═══ Provided material ═══
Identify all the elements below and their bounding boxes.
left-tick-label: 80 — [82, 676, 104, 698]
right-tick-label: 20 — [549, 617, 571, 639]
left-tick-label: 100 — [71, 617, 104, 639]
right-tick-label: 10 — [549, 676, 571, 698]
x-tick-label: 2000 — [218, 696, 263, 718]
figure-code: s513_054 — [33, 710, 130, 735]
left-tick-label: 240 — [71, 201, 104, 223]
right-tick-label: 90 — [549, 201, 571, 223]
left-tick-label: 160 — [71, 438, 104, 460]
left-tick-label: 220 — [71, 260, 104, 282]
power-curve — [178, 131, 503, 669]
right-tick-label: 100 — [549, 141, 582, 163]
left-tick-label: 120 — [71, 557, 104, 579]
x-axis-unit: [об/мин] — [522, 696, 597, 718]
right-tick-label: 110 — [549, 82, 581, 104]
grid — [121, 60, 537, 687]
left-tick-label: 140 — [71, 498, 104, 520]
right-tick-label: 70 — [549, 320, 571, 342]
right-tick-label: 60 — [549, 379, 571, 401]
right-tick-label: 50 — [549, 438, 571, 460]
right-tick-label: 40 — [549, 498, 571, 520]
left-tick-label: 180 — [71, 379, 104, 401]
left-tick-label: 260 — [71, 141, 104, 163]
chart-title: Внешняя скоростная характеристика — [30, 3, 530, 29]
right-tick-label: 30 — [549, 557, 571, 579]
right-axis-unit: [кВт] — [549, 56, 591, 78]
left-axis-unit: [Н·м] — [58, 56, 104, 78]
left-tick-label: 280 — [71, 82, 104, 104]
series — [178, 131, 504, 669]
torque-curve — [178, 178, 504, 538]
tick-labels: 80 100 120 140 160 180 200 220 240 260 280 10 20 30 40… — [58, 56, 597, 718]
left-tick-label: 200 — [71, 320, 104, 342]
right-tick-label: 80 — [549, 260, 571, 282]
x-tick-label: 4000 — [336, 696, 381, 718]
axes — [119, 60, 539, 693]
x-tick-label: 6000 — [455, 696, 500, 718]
═══
Exercise description
Please update the entries above by changing each "right-tick-label" to "right-axis-tick" and keeping everything else the same.

Complete response
Identify all the elements below and their bounding boxes.
left-tick-label: 80 — [82, 676, 104, 698]
right-axis-tick: 20 — [549, 617, 571, 639]
left-tick-label: 100 — [71, 617, 104, 639]
right-axis-tick: 10 — [549, 676, 571, 698]
x-tick-label: 2000 — [218, 696, 263, 718]
figure-code: s513_054 — [33, 710, 130, 735]
left-tick-label: 240 — [71, 201, 104, 223]
right-axis-tick: 90 — [549, 201, 571, 223]
left-tick-label: 160 — [71, 438, 104, 460]
left-tick-label: 220 — [71, 260, 104, 282]
power-curve — [178, 131, 503, 669]
right-axis-tick: 100 — [549, 141, 582, 163]
left-tick-label: 120 — [71, 557, 104, 579]
x-axis-unit: [об/мин] — [522, 696, 597, 718]
right-axis-tick: 110 — [549, 82, 581, 104]
grid — [121, 60, 537, 687]
left-tick-label: 140 — [71, 498, 104, 520]
right-axis-tick: 70 — [549, 320, 571, 342]
right-axis-tick: 60 — [549, 379, 571, 401]
right-axis-tick: 50 — [549, 438, 571, 460]
right-axis-tick: 40 — [549, 498, 571, 520]
left-tick-label: 180 — [71, 379, 104, 401]
left-tick-label: 260 — [71, 141, 104, 163]
chart-title: Внешняя скоростная характеристика — [30, 3, 530, 29]
right-axis-tick: 30 — [549, 557, 571, 579]
right-axis-unit: [кВт] — [549, 56, 591, 78]
left-axis-unit: [Н·м] — [58, 56, 104, 78]
left-tick-label: 280 — [71, 82, 104, 104]
series — [178, 131, 504, 669]
torque-curve — [178, 178, 504, 538]
tick-labels: 80 100 120 140 160 180 200 220 240 260 280 10 20 30 40… — [58, 56, 597, 718]
left-tick-label: 200 — [71, 320, 104, 342]
right-axis-tick: 80 — [549, 260, 571, 282]
x-tick-label: 4000 — [336, 696, 381, 718]
axes — [119, 60, 539, 693]
x-tick-label: 6000 — [455, 696, 500, 718]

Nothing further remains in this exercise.